EXERCISE OBJECTIVE:
Read the records below. Copy each line where the string "Cambio" occurs.

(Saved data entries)
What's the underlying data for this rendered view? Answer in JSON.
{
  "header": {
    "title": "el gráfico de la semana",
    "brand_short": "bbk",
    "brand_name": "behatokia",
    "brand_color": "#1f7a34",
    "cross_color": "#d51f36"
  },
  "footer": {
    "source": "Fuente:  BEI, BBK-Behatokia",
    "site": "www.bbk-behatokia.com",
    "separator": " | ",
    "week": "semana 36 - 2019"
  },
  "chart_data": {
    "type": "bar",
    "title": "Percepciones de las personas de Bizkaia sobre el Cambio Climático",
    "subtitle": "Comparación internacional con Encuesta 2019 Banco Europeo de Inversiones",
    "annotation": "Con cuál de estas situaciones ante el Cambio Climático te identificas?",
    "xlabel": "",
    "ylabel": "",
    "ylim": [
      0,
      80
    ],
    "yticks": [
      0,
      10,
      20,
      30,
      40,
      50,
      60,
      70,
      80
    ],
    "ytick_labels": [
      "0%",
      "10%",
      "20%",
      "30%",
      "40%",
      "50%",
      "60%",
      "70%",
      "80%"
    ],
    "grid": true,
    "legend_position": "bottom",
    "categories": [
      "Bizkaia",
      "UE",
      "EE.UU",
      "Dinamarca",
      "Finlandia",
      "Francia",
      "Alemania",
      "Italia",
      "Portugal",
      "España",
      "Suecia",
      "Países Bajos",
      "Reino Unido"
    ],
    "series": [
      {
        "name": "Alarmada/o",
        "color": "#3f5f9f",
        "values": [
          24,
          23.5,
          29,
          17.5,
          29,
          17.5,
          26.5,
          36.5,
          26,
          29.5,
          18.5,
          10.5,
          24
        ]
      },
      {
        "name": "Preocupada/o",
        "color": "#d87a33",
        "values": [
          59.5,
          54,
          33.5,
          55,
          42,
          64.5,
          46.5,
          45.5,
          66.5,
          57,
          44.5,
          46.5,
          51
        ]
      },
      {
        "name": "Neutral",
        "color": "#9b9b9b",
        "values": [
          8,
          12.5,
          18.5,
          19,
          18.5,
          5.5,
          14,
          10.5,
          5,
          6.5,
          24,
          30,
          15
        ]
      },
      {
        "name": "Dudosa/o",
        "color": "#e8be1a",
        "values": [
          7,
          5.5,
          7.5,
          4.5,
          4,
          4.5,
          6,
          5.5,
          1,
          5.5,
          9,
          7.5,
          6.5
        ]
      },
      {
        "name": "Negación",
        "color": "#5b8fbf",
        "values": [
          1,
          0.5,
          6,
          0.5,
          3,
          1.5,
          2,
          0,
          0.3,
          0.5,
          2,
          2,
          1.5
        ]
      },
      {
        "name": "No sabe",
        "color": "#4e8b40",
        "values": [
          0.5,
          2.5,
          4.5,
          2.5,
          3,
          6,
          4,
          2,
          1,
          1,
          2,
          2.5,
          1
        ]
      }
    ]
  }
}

TASK OUTPUT:
    "title": "Percepciones de las personas de Bizkaia sobre el Cambio Climático",
    "annotation": "Con cuál de estas situaciones ante el Cambio Climático te identificas?",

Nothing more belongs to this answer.